§ **To be done**:
[A] Translate this sentence from the patch review thread into French: "This will make the code easier to understand and make it easier to enable/disable different passes if necessary."
[B] Extract every line of the records that contains the string "header".

§ **Provided text**:
— START —

[PATCH] D11885: AMDGPU/SI: Add SI Machine Scheduler

Tom Stellard via llvm-commits llvm-commits at lists.llvm.org
Fri Aug 21 13:13:32 PDT 2015


tstellarAMD added a comment.

I have given a few inline comments.  This is a little hard to review, because I'm not really familiar with the scheduling infrastructure.  My main concern is that the scheduler is too complex.  Although maybe that's just the nature of schedulers.

It would be nice if the code could be organized such that there was a simple core scheduler, with several modular improvements that could be added or removed easily.  Do you think this could be done?

The only requirement of the core scheduler should be that it produces consistent code, it doesn't necessarily have to be better than the current scheduler.  One thing that is really bad about the current scheduler is how removing just one instruction will drastically change the structure of the program as well as the register usage.  Having a consistent scheduler (even one that is worse) will make it easier to measure performance improvements of other optimizations.


================
Comment at: lib/Target/AMDGPU/AMDGPUTargetMachine.cpp:134-135
@@ -123,2 +133,4 @@
       return createR600MachineScheduler(C);
+    //else //(uncomment to turn default for SI)
+    //  return createSIMachineScheduler(C);
     return nullptr;
----------------
Can we add a compile option for this?

================
Comment at: lib/Target/AMDGPU/SIMachineScheduler.cpp:640
@@ +639,3 @@
+// Both TopDown and BottomUp
+void SIScheduleDAGMI::topologicalSort() {
+  unsigned DAGSize = SUnits.size();
----------------
This function seems to have parts that where copied from ScheduleDAGTopologicalSort::InitDAGTopologicalSorting() in ScheduleDAG.cpp.  Is there some reason why we can't just re-use that function?

================
Comment at: lib/Target/AMDGPU/SIMachineScheduler.cpp:753-758
@@ +752,8 @@
+  // Put all high latency instructions in separate blocks
+  for (unsigned i = 0, e = DAGSize; i != e; ++i) {
+    SUnit *SU = &SUnits[i];
+    if (SITII->isHighLatencyInstruction(SU->getInstr())) {
+      Colors[SU->NodeNum] = ++MaxID;
+    }
+  }
+
----------------
All of the loops like this in this function that iterate over the DAG, should be moved into their own functions (i.e one loop per function).  This will make the code easier to understand and make it easier to enable/disable different passes if necessary.

================
Comment at: lib/Target/AMDGPU/SIMachineScheduler.cpp:890-915
@@ +889,28 @@
+
+#if 0
+  for (unsigned i = 0, e = DAGSize; i != e; ++i) {
+    SUnit *SU = &SUnits[BottomUpIndex2Node[i]];
+    std::set<unsigned> SUColors;
+
+    // High latency instructions: already given
+    if (Colors[SU->NodeNum] <= maxHighLatencyID && Colors[SU->NodeNum] > 0)
+      continue;
+
+    if (Colors_FirstPass[SU->NodeNum] > 0)

— END —

[Element and coordinate records]
— START —

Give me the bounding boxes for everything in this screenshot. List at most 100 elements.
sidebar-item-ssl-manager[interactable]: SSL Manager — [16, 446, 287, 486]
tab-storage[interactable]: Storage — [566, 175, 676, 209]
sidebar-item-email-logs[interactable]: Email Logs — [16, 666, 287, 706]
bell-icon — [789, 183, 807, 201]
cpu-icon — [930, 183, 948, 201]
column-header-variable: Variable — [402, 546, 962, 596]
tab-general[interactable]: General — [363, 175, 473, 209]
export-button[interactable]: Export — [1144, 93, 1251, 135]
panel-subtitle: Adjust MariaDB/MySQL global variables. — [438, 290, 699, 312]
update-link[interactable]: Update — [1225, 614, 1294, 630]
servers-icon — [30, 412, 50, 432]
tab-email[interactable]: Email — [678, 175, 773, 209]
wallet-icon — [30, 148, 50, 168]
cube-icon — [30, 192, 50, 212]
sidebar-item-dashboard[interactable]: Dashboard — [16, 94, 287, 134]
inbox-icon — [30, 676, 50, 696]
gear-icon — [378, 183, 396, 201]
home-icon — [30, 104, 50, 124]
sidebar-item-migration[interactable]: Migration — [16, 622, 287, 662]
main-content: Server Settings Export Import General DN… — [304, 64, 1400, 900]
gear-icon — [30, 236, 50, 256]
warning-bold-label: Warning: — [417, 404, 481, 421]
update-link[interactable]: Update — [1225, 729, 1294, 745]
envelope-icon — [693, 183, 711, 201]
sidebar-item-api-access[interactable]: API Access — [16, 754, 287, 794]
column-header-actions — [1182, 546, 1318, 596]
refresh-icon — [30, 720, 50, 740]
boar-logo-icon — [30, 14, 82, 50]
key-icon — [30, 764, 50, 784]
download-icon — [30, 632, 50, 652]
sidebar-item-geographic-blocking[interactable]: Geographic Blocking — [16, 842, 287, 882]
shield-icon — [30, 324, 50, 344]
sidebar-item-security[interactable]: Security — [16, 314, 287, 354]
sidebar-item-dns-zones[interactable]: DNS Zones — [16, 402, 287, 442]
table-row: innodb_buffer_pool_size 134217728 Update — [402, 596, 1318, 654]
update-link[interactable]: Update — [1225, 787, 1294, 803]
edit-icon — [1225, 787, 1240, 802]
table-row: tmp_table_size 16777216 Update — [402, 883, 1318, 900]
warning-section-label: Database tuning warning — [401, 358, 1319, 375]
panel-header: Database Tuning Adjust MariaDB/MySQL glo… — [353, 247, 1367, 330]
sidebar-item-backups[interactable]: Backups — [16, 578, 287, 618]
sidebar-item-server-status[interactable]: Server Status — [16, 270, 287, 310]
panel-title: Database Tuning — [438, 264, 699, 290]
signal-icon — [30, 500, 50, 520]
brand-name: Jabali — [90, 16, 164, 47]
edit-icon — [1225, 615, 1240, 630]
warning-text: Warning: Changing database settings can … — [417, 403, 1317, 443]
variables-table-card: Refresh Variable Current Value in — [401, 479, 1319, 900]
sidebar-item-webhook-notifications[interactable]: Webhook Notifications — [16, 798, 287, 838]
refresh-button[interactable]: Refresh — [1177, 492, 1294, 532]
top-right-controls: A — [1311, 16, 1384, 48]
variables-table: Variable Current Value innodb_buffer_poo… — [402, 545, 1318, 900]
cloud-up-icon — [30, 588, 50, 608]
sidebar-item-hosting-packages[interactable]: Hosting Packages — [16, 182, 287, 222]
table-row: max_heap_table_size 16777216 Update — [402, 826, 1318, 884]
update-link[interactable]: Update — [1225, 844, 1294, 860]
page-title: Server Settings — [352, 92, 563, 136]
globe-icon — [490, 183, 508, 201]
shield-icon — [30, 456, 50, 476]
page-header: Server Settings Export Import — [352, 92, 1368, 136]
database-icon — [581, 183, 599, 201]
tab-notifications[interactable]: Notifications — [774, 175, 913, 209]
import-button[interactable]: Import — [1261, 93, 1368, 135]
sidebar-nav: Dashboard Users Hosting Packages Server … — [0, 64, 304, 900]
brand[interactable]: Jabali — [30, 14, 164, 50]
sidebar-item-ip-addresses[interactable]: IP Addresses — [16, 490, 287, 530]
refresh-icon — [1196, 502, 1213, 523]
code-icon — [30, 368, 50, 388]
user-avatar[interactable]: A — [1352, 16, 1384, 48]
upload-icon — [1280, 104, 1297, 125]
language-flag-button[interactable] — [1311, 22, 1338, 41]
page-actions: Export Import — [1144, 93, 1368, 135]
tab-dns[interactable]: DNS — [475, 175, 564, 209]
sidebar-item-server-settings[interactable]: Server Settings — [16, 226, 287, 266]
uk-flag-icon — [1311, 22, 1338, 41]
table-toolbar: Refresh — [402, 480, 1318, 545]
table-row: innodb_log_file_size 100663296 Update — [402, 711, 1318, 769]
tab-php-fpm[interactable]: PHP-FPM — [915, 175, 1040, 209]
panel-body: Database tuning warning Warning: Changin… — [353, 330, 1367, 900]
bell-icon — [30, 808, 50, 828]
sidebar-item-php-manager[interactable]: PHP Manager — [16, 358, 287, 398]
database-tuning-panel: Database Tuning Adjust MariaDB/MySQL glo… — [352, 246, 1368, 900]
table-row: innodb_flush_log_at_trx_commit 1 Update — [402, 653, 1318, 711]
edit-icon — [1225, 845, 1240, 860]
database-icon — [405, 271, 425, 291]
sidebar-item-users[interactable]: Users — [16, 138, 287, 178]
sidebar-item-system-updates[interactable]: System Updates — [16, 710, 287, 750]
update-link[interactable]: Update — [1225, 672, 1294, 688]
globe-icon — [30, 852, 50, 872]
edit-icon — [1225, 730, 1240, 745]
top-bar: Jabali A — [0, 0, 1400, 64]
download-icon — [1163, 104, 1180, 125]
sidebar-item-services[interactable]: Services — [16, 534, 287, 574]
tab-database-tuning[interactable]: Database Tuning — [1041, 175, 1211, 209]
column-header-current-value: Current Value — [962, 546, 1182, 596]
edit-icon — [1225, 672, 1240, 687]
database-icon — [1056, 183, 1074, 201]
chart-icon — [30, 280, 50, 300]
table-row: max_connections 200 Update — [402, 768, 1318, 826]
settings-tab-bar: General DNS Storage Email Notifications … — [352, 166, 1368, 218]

— END —

§ **Complete answers**:
[A] Cela rendra le code plus facile à comprendre et facilitera l'activation ou la désactivation de différentes passes si nécessaire.

[B]
column-header-variable: Variable — [402, 546, 962, 596]
column-header-actions — [1182, 546, 1318, 596]
panel-header: Database Tuning Adjust MariaDB/MySQL glo… — [353, 247, 1367, 330]
page-header: Server Settings Export Import — [352, 92, 1368, 136]
column-header-current-value: Current Value — [962, 546, 1182, 596]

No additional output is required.